#### [Data supplied]
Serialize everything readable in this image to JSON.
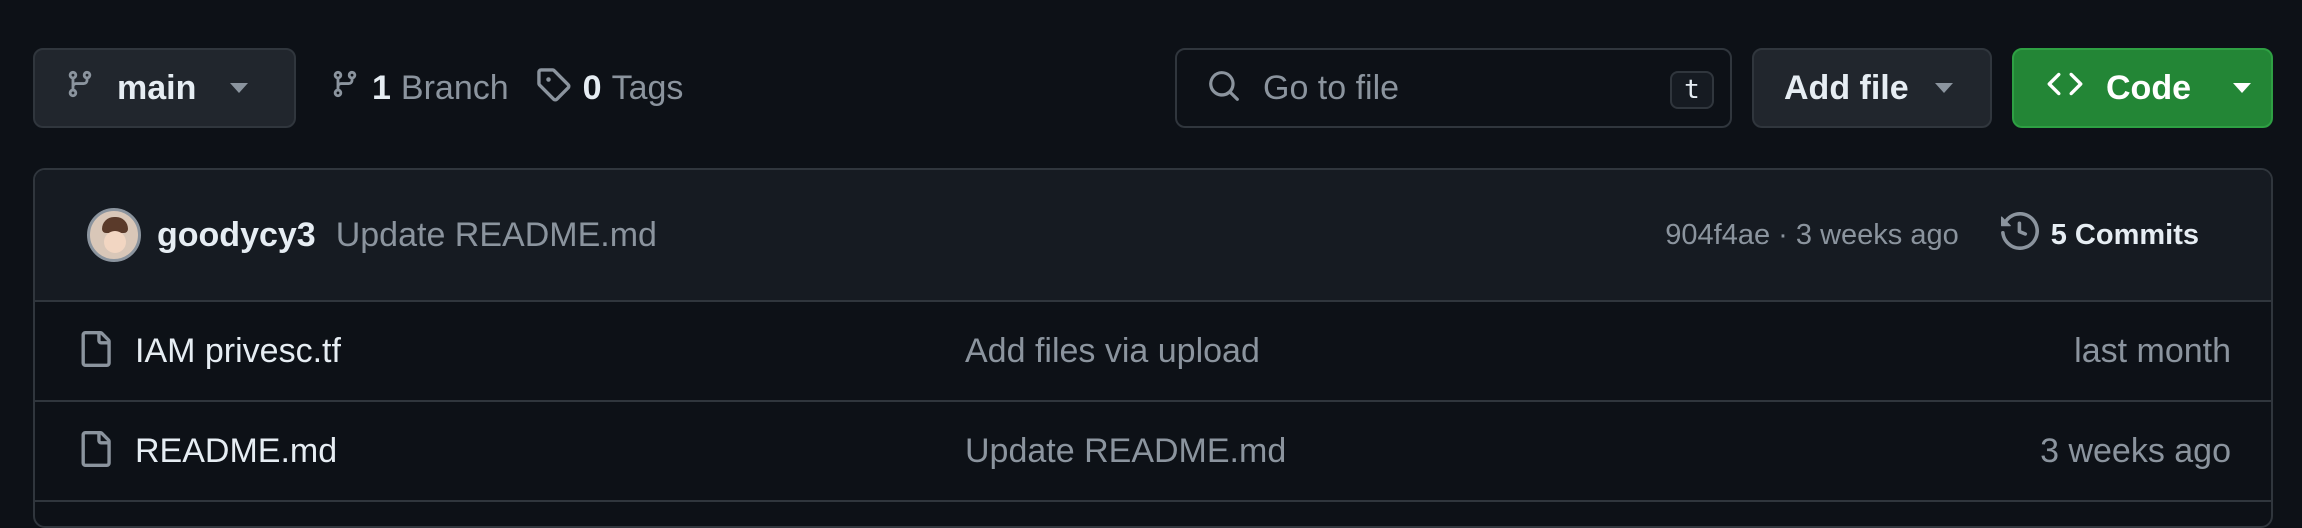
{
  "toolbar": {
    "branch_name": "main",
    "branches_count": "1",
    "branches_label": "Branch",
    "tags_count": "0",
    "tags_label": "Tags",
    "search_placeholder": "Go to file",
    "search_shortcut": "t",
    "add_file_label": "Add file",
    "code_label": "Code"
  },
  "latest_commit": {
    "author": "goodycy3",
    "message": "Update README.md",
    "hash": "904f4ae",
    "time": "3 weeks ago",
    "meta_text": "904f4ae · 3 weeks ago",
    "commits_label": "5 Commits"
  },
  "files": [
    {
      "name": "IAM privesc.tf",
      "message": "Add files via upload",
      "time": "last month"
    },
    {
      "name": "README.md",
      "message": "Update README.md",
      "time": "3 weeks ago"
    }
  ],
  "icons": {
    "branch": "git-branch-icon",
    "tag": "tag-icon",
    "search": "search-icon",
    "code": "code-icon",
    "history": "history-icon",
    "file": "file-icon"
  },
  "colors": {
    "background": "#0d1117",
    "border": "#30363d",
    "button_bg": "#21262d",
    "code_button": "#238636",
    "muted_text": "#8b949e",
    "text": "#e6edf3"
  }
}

==

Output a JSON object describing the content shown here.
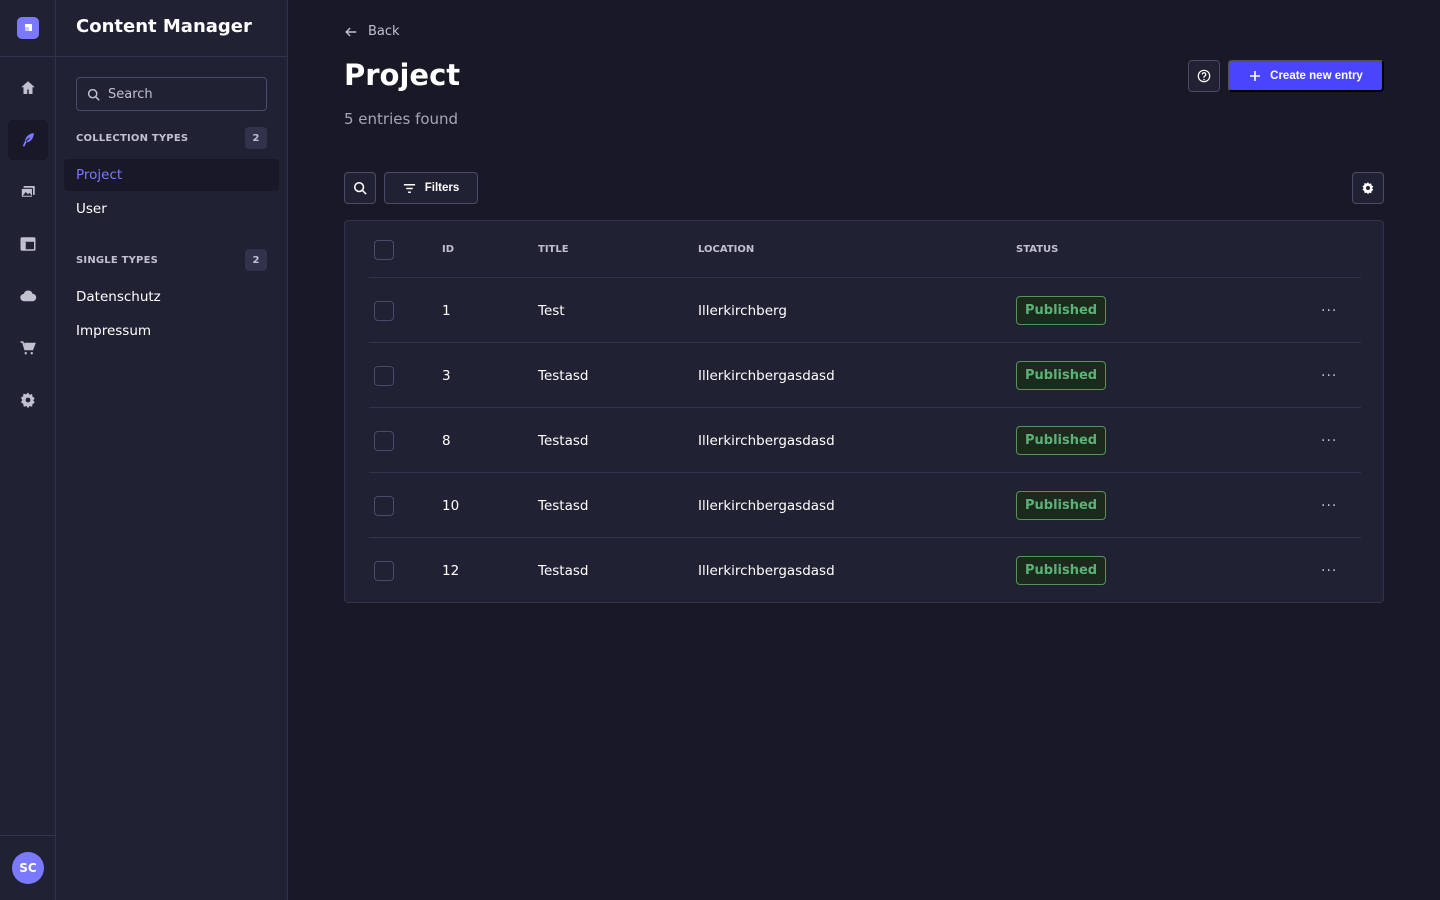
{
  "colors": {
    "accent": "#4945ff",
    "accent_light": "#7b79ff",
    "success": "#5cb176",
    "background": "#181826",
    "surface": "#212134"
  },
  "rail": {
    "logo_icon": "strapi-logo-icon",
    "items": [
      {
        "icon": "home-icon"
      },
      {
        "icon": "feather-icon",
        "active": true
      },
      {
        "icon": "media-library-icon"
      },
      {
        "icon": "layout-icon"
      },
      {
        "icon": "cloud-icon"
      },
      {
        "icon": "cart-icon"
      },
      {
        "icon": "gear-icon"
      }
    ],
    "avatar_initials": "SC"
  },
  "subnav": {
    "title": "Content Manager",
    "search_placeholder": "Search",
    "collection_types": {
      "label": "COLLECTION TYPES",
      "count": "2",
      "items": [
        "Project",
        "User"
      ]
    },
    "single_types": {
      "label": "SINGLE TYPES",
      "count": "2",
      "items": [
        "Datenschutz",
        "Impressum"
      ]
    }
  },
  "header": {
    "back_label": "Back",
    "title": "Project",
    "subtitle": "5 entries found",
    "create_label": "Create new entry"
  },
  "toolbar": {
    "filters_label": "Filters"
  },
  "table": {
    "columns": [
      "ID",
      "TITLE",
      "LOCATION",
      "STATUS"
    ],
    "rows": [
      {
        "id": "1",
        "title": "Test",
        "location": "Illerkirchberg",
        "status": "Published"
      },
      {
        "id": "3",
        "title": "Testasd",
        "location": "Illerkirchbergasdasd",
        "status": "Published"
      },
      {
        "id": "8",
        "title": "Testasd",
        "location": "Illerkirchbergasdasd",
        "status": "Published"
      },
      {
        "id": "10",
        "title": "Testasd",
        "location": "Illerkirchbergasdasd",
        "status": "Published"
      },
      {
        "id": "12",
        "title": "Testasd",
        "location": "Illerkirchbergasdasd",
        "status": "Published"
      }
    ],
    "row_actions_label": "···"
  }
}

#### [Do this]
Where a line holds "background", copy that line.

#### [Written response]
    "background": "#0d1117",
    "background": "#181826",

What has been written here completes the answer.